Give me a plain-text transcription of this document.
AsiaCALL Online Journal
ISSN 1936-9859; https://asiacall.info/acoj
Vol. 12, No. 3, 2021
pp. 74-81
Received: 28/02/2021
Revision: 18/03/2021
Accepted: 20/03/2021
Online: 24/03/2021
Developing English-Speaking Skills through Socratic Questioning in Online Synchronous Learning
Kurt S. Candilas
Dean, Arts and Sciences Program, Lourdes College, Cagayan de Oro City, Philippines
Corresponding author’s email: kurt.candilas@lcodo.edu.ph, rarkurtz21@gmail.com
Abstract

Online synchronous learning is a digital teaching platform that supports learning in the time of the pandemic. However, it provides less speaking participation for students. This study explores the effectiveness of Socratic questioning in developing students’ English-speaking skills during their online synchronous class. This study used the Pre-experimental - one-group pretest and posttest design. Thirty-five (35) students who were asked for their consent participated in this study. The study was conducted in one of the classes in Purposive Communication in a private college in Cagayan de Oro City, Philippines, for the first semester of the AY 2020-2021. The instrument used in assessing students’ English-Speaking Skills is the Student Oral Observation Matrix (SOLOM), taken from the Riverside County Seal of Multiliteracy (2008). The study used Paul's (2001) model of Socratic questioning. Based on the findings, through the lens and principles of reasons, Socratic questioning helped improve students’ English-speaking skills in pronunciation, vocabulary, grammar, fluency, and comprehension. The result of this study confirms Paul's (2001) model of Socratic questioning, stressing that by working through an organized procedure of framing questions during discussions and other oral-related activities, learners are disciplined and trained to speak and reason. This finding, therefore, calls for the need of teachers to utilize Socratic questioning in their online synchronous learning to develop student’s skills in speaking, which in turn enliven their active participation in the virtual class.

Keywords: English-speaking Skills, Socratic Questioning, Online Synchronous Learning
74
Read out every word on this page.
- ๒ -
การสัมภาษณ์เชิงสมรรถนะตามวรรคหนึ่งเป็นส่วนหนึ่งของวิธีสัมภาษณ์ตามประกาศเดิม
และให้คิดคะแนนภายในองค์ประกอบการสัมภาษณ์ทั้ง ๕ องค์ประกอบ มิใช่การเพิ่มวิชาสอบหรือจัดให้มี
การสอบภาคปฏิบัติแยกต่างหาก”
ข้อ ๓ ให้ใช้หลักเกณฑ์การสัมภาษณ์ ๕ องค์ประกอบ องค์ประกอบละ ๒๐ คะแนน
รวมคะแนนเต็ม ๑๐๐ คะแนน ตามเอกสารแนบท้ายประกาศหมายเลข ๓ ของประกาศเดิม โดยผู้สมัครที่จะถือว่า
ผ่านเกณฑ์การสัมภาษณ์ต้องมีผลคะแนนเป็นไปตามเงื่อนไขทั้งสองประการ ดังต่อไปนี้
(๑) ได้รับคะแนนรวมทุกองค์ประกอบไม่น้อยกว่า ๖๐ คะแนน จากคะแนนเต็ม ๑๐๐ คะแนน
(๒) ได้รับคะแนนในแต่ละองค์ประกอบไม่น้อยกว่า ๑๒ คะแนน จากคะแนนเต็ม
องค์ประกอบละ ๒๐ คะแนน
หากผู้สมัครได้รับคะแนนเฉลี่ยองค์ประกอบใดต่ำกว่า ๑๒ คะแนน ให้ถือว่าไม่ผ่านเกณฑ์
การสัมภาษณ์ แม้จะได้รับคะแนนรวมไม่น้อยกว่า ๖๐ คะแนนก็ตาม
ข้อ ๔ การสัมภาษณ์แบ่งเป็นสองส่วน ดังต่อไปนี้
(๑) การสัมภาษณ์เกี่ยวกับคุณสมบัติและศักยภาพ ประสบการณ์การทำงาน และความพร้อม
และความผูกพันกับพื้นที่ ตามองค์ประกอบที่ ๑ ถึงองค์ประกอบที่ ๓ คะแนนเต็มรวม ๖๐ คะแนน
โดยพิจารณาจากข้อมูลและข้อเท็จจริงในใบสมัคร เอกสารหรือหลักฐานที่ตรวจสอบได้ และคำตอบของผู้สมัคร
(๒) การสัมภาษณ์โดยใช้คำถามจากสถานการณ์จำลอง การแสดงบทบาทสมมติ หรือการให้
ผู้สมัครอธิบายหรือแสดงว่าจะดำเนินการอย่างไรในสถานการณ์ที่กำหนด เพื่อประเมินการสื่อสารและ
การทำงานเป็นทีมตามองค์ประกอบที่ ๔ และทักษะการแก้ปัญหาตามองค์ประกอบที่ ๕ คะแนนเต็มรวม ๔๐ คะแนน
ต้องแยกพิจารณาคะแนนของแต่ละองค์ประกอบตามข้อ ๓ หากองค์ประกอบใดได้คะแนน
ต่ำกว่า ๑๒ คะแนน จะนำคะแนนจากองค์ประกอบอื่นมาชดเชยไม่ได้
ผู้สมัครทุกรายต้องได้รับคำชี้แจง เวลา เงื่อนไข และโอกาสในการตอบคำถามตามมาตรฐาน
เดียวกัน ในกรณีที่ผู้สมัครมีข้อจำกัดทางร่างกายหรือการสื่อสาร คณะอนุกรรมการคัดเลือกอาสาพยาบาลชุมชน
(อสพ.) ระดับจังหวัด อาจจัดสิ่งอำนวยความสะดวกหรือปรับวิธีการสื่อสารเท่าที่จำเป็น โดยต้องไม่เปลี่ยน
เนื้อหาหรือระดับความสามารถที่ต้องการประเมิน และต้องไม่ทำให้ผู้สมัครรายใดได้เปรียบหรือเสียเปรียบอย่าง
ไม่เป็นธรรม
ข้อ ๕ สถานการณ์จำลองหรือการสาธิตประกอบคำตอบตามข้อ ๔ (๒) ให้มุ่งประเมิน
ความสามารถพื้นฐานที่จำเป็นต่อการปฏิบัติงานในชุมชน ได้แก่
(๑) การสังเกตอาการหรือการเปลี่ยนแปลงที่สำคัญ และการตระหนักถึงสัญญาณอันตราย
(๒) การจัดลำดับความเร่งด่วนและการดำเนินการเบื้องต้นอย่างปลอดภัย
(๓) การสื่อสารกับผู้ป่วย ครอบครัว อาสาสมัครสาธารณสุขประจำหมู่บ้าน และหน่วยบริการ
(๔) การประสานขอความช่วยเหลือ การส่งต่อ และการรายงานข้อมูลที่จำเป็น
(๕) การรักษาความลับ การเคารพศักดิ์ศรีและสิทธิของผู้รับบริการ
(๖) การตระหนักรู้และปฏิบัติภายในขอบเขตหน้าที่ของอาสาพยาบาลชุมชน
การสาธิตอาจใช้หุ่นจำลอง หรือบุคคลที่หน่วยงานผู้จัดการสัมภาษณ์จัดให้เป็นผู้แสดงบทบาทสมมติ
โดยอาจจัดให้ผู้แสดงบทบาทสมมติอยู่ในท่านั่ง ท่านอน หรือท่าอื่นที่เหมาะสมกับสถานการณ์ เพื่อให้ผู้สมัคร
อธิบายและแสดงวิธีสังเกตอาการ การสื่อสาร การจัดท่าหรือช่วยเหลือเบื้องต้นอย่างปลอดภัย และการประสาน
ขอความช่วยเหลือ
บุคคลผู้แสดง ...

[What is asked] For the entries shown above, give the number of lines that include the word "มรวม", without any other text.

[Full output] 2